## Collected data entries
□ □ □

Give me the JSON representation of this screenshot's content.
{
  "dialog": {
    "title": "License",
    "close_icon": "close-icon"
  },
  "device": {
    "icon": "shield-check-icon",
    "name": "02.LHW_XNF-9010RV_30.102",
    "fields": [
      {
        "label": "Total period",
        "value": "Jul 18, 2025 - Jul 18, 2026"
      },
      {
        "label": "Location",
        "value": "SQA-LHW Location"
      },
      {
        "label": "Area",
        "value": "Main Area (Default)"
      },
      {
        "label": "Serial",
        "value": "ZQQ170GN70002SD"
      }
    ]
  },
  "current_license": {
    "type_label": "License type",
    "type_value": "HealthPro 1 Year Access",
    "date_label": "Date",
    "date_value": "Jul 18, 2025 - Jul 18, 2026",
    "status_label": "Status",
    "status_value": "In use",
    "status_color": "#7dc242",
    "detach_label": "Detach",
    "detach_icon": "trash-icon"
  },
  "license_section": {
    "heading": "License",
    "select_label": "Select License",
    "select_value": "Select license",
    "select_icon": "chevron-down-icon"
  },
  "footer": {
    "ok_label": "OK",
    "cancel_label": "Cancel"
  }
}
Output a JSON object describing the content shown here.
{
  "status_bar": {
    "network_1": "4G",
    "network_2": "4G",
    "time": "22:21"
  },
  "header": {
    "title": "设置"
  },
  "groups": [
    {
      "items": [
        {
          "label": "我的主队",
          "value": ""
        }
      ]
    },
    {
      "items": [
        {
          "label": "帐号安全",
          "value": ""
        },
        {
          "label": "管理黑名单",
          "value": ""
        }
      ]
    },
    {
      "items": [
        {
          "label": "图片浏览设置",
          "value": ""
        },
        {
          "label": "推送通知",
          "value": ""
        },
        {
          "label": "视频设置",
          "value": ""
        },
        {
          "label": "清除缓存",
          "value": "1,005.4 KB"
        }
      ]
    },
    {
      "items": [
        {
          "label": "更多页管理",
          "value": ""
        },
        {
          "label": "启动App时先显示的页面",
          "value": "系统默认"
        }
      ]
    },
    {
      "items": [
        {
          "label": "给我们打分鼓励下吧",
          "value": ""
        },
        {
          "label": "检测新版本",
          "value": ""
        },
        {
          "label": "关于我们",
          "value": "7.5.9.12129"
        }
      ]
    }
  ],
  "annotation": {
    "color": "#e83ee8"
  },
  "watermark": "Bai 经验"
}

□ □ □

## WHAT YOU WILL DO
From the listing above, pick out every line containing "content".

## RESULT
Give me the JSON representation of this screenshot's content.
Output a JSON object describing the content shown here.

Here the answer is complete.